To be done ::
Every entry must be duplicated precisely as written.

Data records ::
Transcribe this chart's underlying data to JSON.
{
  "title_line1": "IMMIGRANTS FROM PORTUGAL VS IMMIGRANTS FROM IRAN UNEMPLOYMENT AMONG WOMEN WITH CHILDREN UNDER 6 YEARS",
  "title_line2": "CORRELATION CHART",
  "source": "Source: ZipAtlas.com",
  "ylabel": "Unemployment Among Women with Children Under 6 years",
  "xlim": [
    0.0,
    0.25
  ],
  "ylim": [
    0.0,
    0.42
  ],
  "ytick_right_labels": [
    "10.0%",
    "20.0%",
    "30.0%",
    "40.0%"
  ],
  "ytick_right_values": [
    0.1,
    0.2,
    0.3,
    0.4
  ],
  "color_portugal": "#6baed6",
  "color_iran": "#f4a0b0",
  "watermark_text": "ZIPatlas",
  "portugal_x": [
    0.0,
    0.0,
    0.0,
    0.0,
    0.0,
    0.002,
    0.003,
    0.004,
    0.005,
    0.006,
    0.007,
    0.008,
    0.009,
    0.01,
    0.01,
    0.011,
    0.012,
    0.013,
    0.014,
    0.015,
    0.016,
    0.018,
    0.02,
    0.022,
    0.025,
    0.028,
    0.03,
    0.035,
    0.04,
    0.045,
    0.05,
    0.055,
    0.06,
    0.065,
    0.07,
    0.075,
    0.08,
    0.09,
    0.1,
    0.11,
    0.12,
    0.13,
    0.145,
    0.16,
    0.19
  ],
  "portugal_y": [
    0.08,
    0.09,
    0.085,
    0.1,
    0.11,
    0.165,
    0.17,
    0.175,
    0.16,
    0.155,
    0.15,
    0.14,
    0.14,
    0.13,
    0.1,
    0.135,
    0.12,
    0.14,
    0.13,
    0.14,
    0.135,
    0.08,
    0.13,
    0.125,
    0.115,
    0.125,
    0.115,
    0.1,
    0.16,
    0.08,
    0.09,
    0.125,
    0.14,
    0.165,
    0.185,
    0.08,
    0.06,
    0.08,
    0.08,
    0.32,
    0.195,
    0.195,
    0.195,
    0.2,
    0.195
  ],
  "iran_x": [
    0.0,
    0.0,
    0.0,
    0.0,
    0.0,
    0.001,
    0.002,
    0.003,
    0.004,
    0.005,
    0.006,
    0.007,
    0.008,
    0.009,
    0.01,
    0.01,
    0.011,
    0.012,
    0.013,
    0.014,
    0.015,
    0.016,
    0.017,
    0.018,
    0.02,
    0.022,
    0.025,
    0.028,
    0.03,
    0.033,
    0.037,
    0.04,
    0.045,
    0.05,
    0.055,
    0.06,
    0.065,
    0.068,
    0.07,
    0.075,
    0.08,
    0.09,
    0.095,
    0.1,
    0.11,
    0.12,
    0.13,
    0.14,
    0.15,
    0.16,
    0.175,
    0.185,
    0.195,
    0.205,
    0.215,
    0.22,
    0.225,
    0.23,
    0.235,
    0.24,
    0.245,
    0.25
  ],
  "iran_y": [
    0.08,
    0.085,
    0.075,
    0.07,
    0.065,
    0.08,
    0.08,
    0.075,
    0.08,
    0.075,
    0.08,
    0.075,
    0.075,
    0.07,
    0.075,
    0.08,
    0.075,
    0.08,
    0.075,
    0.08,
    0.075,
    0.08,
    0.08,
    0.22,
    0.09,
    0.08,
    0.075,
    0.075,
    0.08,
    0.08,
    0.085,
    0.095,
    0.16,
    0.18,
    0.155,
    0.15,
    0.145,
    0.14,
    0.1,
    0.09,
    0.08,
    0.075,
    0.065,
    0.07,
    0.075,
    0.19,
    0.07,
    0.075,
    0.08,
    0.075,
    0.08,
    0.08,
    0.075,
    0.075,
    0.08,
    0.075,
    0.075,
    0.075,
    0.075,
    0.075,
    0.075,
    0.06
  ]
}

Task result ::
Transcribe this chart's underlying data to JSON.
{
  "title_line1": "IMMIGRANTS FROM PORTUGAL VS IMMIGRANTS FROM IRAN UNEMPLOYMENT AMONG WOMEN WITH CHILDREN UNDER 6 YEARS",
  "title_line2": "CORRELATION CHART",
  "source": "Source: ZipAtlas.com",
  "ylabel": "Unemployment Among Women with Children Under 6 years",
  "xlim": [
    0.0,
    0.25
  ],
  "ylim": [
    0.0,
    0.42
  ],
  "ytick_right_labels": [
    "10.0%",
    "20.0%",
    "30.0%",
    "40.0%"
  ],
  "ytick_right_values": [
    0.1,
    0.2,
    0.3,
    0.4
  ],
  "color_portugal": "#6baed6",
  "color_iran": "#f4a0b0",
  "watermark_text": "ZIPatlas",
  "portugal_x": [
    0.0,
    0.0,
    0.0,
    0.0,
    0.0,
    0.002,
    0.003,
    0.004,
    0.005,
    0.006,
    0.007,
    0.008,
    0.009,
    0.01,
    0.01,
    0.011,
    0.012,
    0.013,
    0.014,
    0.015,
    0.016,
    0.018,
    0.02,
    0.022,
    0.025,
    0.028,
    0.03,
    0.035,
    0.04,
    0.045,
    0.05,
    0.055,
    0.06,
    0.065,
    0.07,
    0.075,
    0.08,
    0.09,
    0.1,
    0.11,
    0.12,
    0.13,
    0.145,
    0.16,
    0.19
  ],
  "portugal_y": [
    0.08,
    0.09,
    0.085,
    0.1,
    0.11,
    0.165,
    0.17,
    0.175,
    0.16,
    0.155,
    0.15,
    0.14,
    0.14,
    0.13,
    0.1,
    0.135,
    0.12,
    0.14,
    0.13,
    0.14,
    0.135,
    0.08,
    0.13,
    0.125,
    0.115,
    0.125,
    0.115,
    0.1,
    0.16,
    0.08,
    0.09,
    0.125,
    0.14,
    0.165,
    0.185,
    0.08,
    0.06,
    0.08,
    0.08,
    0.32,
    0.195,
    0.195,
    0.195,
    0.2,
    0.195
  ],
  "iran_x": [
    0.0,
    0.0,
    0.0,
    0.0,
    0.0,
    0.001,
    0.002,
    0.003,
    0.004,
    0.005,
    0.006,
    0.007,
    0.008,
    0.009,
    0.01,
    0.01,
    0.011,
    0.012,
    0.013,
    0.014,
    0.015,
    0.016,
    0.017,
    0.018,
    0.02,
    0.022,
    0.025,
    0.028,
    0.03,
    0.033,
    0.037,
    0.04,
    0.045,
    0.05,
    0.055,
    0.06,
    0.065,
    0.068,
    0.07,
    0.075,
    0.08,
    0.09,
    0.095,
    0.1,
    0.11,
    0.12,
    0.13,
    0.14,
    0.15,
    0.16,
    0.175,
    0.185,
    0.195,
    0.205,
    0.215,
    0.22,
    0.225,
    0.23,
    0.235,
    0.24,
    0.245,
    0.25
  ],
  "iran_y": [
    0.08,
    0.085,
    0.075,
    0.07,
    0.065,
    0.08,
    0.08,
    0.075,
    0.08,
    0.075,
    0.08,
    0.075,
    0.075,
    0.07,
    0.075,
    0.08,
    0.075,
    0.08,
    0.075,
    0.08,
    0.075,
    0.08,
    0.08,
    0.22,
    0.09,
    0.08,
    0.075,
    0.075,
    0.08,
    0.08,
    0.085,
    0.095,
    0.16,
    0.18,
    0.155,
    0.15,
    0.145,
    0.14,
    0.1,
    0.09,
    0.08,
    0.075,
    0.065,
    0.07,
    0.075,
    0.19,
    0.07,
    0.075,
    0.08,
    0.075,
    0.08,
    0.08,
    0.075,
    0.075,
    0.08,
    0.075,
    0.075,
    0.075,
    0.075,
    0.075,
    0.075,
    0.06
  ]
}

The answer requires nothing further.